Please reproduce the entries starting with the line with "Patent image size: (612, 750)." and going on through the line with "The antenna or", changing "standing" to "positioned" and leaving everything else the same.

[Data items]
------------------------------------------------

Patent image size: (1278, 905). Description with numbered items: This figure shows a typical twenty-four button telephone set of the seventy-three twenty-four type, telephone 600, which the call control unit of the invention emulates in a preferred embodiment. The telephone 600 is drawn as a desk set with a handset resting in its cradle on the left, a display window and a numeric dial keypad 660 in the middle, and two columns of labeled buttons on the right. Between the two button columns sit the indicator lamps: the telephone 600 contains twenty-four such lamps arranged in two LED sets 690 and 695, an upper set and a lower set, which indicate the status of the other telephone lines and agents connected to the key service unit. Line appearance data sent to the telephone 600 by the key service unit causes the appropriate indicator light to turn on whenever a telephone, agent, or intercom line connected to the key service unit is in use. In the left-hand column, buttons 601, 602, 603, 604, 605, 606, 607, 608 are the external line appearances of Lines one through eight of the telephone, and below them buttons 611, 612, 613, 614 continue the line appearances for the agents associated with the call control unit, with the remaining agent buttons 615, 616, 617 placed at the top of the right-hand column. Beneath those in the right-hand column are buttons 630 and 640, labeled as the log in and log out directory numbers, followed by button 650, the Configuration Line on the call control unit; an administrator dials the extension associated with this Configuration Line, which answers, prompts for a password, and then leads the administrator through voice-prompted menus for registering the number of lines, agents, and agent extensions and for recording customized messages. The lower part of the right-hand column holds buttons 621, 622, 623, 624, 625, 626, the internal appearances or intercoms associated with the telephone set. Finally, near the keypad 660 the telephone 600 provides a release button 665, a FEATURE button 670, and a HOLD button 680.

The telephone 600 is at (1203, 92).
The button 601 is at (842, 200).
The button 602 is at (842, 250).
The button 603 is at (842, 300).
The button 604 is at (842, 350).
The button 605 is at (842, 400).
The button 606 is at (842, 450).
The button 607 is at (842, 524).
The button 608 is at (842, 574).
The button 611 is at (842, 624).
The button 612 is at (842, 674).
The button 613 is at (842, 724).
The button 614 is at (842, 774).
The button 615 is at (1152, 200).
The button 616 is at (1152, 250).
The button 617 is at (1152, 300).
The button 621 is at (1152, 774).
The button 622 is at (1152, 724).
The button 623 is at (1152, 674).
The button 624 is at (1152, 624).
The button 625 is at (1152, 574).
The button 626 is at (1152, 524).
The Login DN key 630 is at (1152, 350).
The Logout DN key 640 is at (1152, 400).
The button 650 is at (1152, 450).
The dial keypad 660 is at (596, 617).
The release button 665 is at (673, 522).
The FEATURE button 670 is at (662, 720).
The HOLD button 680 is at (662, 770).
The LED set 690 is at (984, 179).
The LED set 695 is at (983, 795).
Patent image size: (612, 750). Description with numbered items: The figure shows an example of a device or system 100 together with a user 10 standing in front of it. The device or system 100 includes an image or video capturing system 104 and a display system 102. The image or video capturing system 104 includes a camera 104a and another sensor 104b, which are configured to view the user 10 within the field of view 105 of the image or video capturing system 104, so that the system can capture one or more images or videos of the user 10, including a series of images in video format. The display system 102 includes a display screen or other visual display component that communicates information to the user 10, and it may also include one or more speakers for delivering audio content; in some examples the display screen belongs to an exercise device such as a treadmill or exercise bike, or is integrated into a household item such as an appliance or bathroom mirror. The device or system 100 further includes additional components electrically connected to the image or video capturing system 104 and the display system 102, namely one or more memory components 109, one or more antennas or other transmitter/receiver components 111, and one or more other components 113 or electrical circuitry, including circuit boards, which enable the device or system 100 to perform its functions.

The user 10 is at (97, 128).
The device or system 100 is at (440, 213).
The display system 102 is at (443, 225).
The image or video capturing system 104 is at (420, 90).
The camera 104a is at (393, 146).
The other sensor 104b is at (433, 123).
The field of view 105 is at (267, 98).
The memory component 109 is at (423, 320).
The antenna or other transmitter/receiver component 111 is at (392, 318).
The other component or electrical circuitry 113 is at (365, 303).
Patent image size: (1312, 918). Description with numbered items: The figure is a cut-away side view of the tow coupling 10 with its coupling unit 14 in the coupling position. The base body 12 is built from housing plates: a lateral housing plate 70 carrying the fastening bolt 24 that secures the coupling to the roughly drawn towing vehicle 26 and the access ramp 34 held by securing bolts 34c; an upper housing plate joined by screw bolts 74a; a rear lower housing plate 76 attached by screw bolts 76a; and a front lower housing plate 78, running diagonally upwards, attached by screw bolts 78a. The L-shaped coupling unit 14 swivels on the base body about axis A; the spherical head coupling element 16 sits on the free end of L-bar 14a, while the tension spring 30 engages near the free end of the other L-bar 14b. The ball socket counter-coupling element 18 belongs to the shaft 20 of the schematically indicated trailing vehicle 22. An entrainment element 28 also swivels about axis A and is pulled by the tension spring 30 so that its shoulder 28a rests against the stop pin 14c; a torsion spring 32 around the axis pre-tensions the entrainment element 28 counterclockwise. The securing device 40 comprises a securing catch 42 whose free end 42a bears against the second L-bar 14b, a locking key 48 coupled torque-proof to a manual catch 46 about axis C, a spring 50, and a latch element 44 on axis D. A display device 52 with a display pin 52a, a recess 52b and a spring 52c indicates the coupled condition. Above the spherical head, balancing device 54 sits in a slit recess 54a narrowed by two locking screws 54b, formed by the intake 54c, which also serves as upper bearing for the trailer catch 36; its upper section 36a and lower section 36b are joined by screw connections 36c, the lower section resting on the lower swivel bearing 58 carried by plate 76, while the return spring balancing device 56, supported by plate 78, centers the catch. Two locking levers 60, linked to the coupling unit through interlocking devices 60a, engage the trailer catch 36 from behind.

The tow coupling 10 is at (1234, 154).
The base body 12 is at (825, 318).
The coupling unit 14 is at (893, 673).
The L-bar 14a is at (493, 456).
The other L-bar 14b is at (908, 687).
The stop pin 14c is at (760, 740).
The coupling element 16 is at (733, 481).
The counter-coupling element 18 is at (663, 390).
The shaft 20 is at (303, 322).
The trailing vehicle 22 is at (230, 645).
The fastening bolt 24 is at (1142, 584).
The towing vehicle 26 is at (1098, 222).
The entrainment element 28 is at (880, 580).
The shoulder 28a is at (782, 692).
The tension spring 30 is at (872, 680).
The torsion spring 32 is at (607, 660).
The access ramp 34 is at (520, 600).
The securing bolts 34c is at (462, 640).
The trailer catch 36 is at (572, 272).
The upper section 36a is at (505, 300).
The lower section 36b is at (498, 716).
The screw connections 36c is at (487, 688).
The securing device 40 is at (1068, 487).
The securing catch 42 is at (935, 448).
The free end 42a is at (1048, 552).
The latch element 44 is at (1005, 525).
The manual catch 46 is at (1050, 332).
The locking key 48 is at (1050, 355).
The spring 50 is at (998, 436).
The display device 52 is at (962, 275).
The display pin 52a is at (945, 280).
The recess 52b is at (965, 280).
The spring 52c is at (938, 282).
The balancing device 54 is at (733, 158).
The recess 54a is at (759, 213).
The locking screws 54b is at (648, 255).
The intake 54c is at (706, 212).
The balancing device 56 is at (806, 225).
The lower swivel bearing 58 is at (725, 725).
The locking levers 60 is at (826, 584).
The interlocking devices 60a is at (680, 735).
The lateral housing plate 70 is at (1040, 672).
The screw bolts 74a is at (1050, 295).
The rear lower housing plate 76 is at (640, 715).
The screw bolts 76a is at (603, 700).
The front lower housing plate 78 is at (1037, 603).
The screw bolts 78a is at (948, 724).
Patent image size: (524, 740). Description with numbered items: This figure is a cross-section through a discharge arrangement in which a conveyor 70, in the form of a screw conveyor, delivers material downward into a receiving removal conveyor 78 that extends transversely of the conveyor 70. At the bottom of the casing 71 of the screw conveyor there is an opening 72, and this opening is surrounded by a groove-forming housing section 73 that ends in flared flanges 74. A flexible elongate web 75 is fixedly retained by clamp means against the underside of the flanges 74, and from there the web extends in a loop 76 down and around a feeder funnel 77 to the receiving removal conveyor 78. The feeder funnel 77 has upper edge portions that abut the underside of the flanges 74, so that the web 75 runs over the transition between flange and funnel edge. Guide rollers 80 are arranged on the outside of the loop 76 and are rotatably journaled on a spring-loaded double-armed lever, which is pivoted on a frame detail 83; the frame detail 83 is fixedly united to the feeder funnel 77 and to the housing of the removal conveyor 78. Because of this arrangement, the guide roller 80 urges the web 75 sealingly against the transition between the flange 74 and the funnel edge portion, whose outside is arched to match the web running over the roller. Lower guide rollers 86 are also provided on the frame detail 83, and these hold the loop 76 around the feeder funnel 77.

------------------------------------------------

*Result of this task*.
Patent image size: (612, 750). Description with numbered items: The figure shows an example of a device or system 100 together with a user 10 positioned in front of it. The device or system 100 includes an image or video capturing system 104 and a display system 102. The image or video capturing system 104 includes a camera 104a and another sensor 104b, which are configured to view the user 10 within the field of view 105 of the image or video capturing system 104, so that the system can capture one or more images or videos of the user 10, including a series of images in video format. The display system 102 includes a display screen or other visual display component that communicates information to the user 10, and it may also include one or more speakers for delivering audio content; in some examples the display screen belongs to an exercise device such as a treadmill or exercise bike, or is integrated into a household item such as an appliance or bathroom mirror. The device or system 100 further includes additional components electrically connected to the image or video capturing system 104 and the display system 102, namely one or more memory components 109, one or more antennas or other transmitter/receiver components 111, and one or more other components 113 or electrical circuitry, including circuit boards, which enable the device or system 100 to perform its functions.

The user 10 is at (97, 128).
The device or system 100 is at (440, 213).
The display system 102 is at (443, 225).
The image or video capturing system 104 is at (420, 90).
The camera 104a is at (393, 146).
The other sensor 104b is at (433, 123).
The field of view 105 is at (267, 98).
The memory component 109 is at (423, 320).
The antenna or other transmitter/receiver component 111 is at (392, 318).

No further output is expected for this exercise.